(Data records)
────

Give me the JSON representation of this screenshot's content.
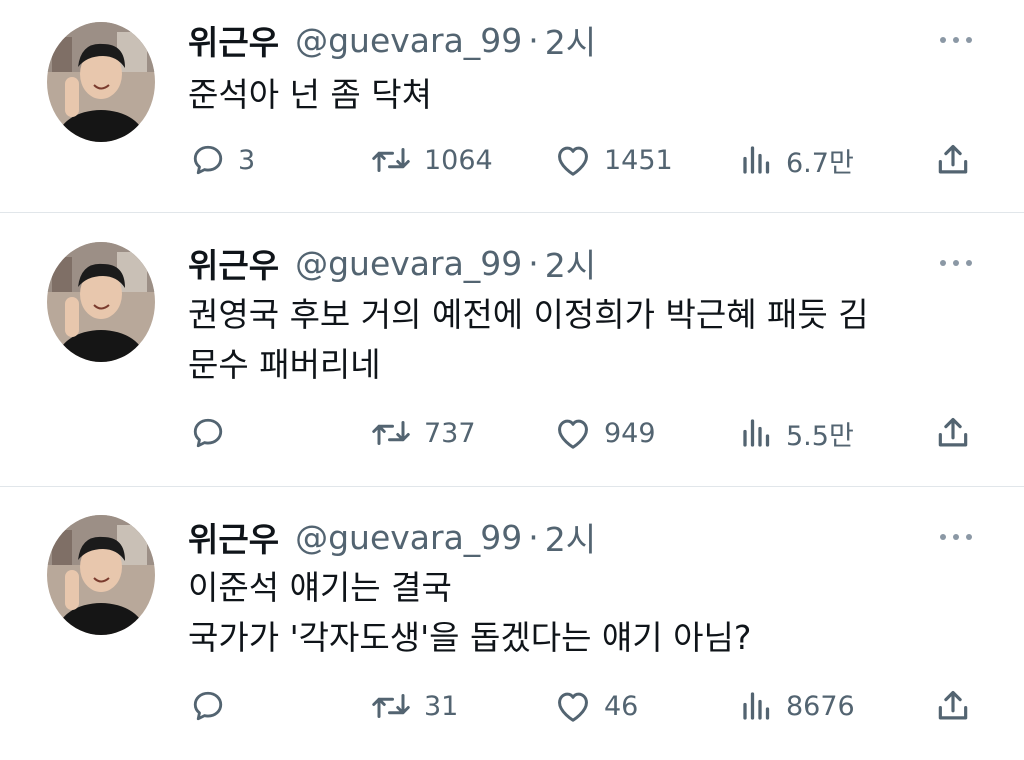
{
  "tweets": [
    {
      "name": "위근우",
      "handle": "@guevara_99",
      "separator": "·",
      "time": "2시",
      "lines": [
        "준석아 넌 좀 닥쳐"
      ],
      "replies": "3",
      "retweets": "1064",
      "likes": "1451",
      "views": "6.7만"
    },
    {
      "name": "위근우",
      "handle": "@guevara_99",
      "separator": "·",
      "time": "2시",
      "lines": [
        "권영국 후보 거의 예전에 이정희가 박근혜 패듯 김",
        "문수 패버리네"
      ],
      "replies": "",
      "retweets": "737",
      "likes": "949",
      "views": "5.5만"
    },
    {
      "name": "위근우",
      "handle": "@guevara_99",
      "separator": "·",
      "time": "2시",
      "lines": [
        "이준석 얘기는 결국",
        "국가가 '각자도생'을 돕겠다는 얘기 아님?"
      ],
      "replies": "",
      "retweets": "31",
      "likes": "46",
      "views": "8676"
    }
  ],
  "icons": {
    "reply": "reply-icon",
    "retweet": "retweet-icon",
    "like": "heart-icon",
    "views": "views-icon",
    "share": "share-icon",
    "more": "more-icon"
  },
  "colors": {
    "text": "#0f1419",
    "secondary": "#536471",
    "divider": "#e1e6ea"
  }
}
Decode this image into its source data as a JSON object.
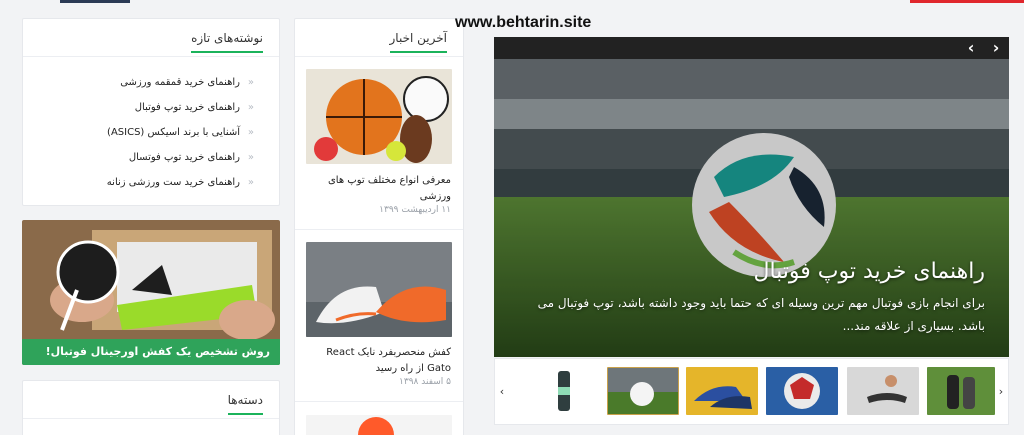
{
  "watermark": "www.behtarin.site",
  "colors": {
    "accent": "#1bb35b",
    "promo_band": "#2fa35a",
    "brand_red": "#e0262c"
  },
  "recent_posts": {
    "title": "نوشته‌های تازه",
    "items": [
      {
        "label": "راهنمای خرید قمقمه ورزشی"
      },
      {
        "label": "راهنمای خرید توپ فوتبال"
      },
      {
        "label": "آشنایی با برند اسیکس (ASICS)"
      },
      {
        "label": "راهنمای خرید توپ فوتسال"
      },
      {
        "label": "راهنمای خرید ست ورزشی زنانه"
      }
    ]
  },
  "promo": {
    "caption": "روش تشخیص یک کفش اورجینال فوتبال!"
  },
  "categories": {
    "title": "دسته‌ها"
  },
  "latest_news": {
    "title": "آخرین اخبار",
    "items": [
      {
        "title": "معرفی انواع مختلف توپ های ورزشی",
        "date": "۱۱ اردیبهشت ۱۳۹۹"
      },
      {
        "title": "کفش منحصربفرد نایک React Gato از راه رسید",
        "date": "۵ اسفند ۱۳۹۸"
      }
    ]
  },
  "slider": {
    "title": "راهنمای خرید توپ فوتبال",
    "excerpt": "برای انجام بازی فوتبال مهم ترین وسیله ای که حتما باید وجود داشته باشد، توپ فوتبال می باشد. بسیاری از علاقه مند...",
    "prev_icon": "chevron-left-icon",
    "next_icon": "chevron-right-icon"
  }
}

────

(Task details) Each line above that includes "JSON" should be shown.

(Written solution)
Give me the JSON representation of this screenshot's content.
Decode this image into its source data as a JSON object.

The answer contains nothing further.